--- Start Excerpted data ---

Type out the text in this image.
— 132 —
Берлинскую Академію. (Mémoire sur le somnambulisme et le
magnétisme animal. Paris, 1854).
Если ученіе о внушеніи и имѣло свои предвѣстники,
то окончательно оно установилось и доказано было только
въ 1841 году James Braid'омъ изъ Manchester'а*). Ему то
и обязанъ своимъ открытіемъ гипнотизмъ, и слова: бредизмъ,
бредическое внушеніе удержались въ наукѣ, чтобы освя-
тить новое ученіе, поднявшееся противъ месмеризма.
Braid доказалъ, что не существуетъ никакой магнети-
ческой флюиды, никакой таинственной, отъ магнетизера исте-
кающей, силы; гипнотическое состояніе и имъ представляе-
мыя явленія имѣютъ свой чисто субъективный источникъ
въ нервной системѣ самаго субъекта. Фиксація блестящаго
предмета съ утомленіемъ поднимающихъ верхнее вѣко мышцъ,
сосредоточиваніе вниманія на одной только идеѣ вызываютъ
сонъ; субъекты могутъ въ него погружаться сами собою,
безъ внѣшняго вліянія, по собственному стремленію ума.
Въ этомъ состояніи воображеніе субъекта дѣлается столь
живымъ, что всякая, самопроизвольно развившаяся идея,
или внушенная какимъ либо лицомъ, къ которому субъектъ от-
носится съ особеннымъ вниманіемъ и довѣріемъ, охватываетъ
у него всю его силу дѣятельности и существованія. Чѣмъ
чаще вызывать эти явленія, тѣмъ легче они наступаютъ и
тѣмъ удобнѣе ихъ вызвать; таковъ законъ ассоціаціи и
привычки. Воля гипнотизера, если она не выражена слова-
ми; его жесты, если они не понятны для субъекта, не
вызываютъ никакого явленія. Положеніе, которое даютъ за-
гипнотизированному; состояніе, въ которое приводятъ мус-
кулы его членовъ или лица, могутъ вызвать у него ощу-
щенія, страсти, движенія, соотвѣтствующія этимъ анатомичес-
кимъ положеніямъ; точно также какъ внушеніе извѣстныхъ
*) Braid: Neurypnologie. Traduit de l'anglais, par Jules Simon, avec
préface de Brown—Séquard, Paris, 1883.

--- End Excerpted data ---

### Objective
Faithfully transcribe the whole of the data.

### Solution
Type out the text in this image.
— 132 —
Берлинскую Академію. (Mémoire sur le somnambulisme et le
magnétisme animal. Paris, 1854).
Если ученіе о внушеніи и имѣло свои предвѣстники,
то окончательно оно установилось и доказано было только
въ 1841 году James Braid'омъ изъ Manchester'а*). Ему то
и обязанъ своимъ открытіемъ гипнотизмъ, и слова: бредизмъ,
бредическое внушеніе удержались въ наукѣ, чтобы освя-
тить новое ученіе, поднявшееся противъ месмеризма.
Braid доказалъ, что не существуетъ никакой магнети-
ческой флюиды, никакой таинственной, отъ магнетизера исте-
кающей, силы; гипнотическое состояніе и имъ представляе-
мыя явленія имѣютъ свой чисто субъективный источникъ
въ нервной системѣ самаго субъекта. Фиксація блестящаго
предмета съ утомленіемъ поднимающихъ верхнее вѣко мышцъ,
сосредоточиваніе вниманія на одной только идеѣ вызываютъ
сонъ; субъекты могутъ въ него погружаться сами собою,
безъ внѣшняго вліянія, по собственному стремленію ума.
Въ этомъ состояніи воображеніе субъекта дѣлается столь
живымъ, что всякая, самопроизвольно развившаяся идея,
или внушенная какимъ либо лицомъ, къ которому субъектъ от-
носится съ особеннымъ вниманіемъ и довѣріемъ, охватываетъ
у него всю его силу дѣятельности и существованія. Чѣмъ
чаще вызывать эти явленія, тѣмъ легче они наступаютъ и
тѣмъ удобнѣе ихъ вызвать; таковъ законъ ассоціаціи и
привычки. Воля гипнотизера, если она не выражена слова-
ми; его жесты, если они не понятны для субъекта, не
вызываютъ никакого явленія. Положеніе, которое даютъ за-
гипнотизированному; состояніе, въ которое приводятъ мус-
кулы его членовъ или лица, могутъ вызвать у него ощу-
щенія, страсти, движенія, соотвѣтствующія этимъ анатомичес-
кимъ положеніямъ; точно также какъ внушеніе извѣстныхъ
*) Braid: Neurypnologie. Traduit de l'anglais, par Jules Simon, avec
préface de Brown—Séquard, Paris, 1883.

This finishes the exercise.